— What to produce —
Repeat every line below exactly as it reads.

— Records supplied —
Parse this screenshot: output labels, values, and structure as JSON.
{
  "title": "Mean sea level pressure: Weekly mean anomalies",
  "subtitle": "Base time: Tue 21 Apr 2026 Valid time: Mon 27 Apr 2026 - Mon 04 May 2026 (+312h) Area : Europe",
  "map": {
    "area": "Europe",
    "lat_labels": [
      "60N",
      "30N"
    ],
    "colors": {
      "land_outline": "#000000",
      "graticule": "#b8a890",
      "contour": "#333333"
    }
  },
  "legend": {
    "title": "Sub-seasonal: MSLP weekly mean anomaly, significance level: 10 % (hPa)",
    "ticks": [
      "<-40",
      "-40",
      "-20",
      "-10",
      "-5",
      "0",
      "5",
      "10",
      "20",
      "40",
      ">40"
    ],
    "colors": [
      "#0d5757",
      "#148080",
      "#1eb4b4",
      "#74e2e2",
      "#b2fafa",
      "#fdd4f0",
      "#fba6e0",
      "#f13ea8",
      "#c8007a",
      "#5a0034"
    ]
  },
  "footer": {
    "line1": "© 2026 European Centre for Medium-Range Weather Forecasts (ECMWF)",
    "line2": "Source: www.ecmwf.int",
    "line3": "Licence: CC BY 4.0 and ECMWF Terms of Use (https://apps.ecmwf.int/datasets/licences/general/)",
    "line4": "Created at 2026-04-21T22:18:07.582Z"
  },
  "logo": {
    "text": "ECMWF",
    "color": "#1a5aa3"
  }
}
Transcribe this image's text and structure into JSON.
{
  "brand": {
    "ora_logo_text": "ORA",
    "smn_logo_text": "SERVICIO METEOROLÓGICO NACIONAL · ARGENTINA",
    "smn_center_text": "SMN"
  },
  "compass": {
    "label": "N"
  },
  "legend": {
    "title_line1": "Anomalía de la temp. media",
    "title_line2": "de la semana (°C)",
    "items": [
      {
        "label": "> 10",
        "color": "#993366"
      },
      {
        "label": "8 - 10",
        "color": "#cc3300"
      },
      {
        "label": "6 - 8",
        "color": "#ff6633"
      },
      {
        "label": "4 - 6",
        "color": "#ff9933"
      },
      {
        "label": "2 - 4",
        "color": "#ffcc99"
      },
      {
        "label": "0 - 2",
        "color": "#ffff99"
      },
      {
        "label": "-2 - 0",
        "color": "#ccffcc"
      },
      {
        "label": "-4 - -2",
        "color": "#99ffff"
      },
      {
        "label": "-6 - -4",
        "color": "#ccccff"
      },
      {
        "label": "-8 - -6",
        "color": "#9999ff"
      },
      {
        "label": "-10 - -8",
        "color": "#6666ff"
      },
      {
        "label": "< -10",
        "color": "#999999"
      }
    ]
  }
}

— Complete response —
Parse this screenshot: output labels, values, and structure as JSON.
{
  "title": "Mean sea level pressure: Weekly mean anomalies",
  "subtitle": "Base time: Tue 21 Apr 2026 Valid time: Mon 27 Apr 2026 - Mon 04 May 2026 (+312h) Area : Europe",
  "map": {
    "area": "Europe",
    "lat_labels": [
      "60N",
      "30N"
    ],
    "colors": {
      "land_outline": "#000000",
      "graticule": "#b8a890",
      "contour": "#333333"
    }
  },
  "legend": {
    "title": "Sub-seasonal: MSLP weekly mean anomaly, significance level: 10 % (hPa)",
    "ticks": [
      "<-40",
      "-40",
      "-20",
      "-10",
      "-5",
      "0",
      "5",
      "10",
      "20",
      "40",
      ">40"
    ],
    "colors": [
      "#0d5757",
      "#148080",
      "#1eb4b4",
      "#74e2e2",
      "#b2fafa",
      "#fdd4f0",
      "#fba6e0",
      "#f13ea8",
      "#c8007a",
      "#5a0034"
    ]
  },
  "footer": {
    "line1": "© 2026 European Centre for Medium-Range Weather Forecasts (ECMWF)",
    "line2": "Source: www.ecmwf.int",
    "line3": "Licence: CC BY 4.0 and ECMWF Terms of Use (https://apps.ecmwf.int/datasets/licences/general/)",
    "line4": "Created at 2026-04-21T22:18:07.582Z"
  },
  "logo": {
    "text": "ECMWF",
    "color": "#1a5aa3"
  }
}
Transcribe this image's text and structure into JSON.
{
  "brand": {
    "ora_logo_text": "ORA",
    "smn_logo_text": "SERVICIO METEOROLÓGICO NACIONAL · ARGENTINA",
    "smn_center_text": "SMN"
  },
  "compass": {
    "label": "N"
  },
  "legend": {
    "title_line1": "Anomalía de la temp. media",
    "title_line2": "de la semana (°C)",
    "items": [
      {
        "label": "> 10",
        "color": "#993366"
      },
      {
        "label": "8 - 10",
        "color": "#cc3300"
      },
      {
        "label": "6 - 8",
        "color": "#ff6633"
      },
      {
        "label": "4 - 6",
        "color": "#ff9933"
      },
      {
        "label": "2 - 4",
        "color": "#ffcc99"
      },
      {
        "label": "0 - 2",
        "color": "#ffff99"
      },
      {
        "label": "-2 - 0",
        "color": "#ccffcc"
      },
      {
        "label": "-4 - -2",
        "color": "#99ffff"
      },
      {
        "label": "-6 - -4",
        "color": "#ccccff"
      },
      {
        "label": "-8 - -6",
        "color": "#9999ff"
      },
      {
        "label": "-10 - -8",
        "color": "#6666ff"
      },
      {
        "label": "< -10",
        "color": "#999999"
      }
    ]
  }
}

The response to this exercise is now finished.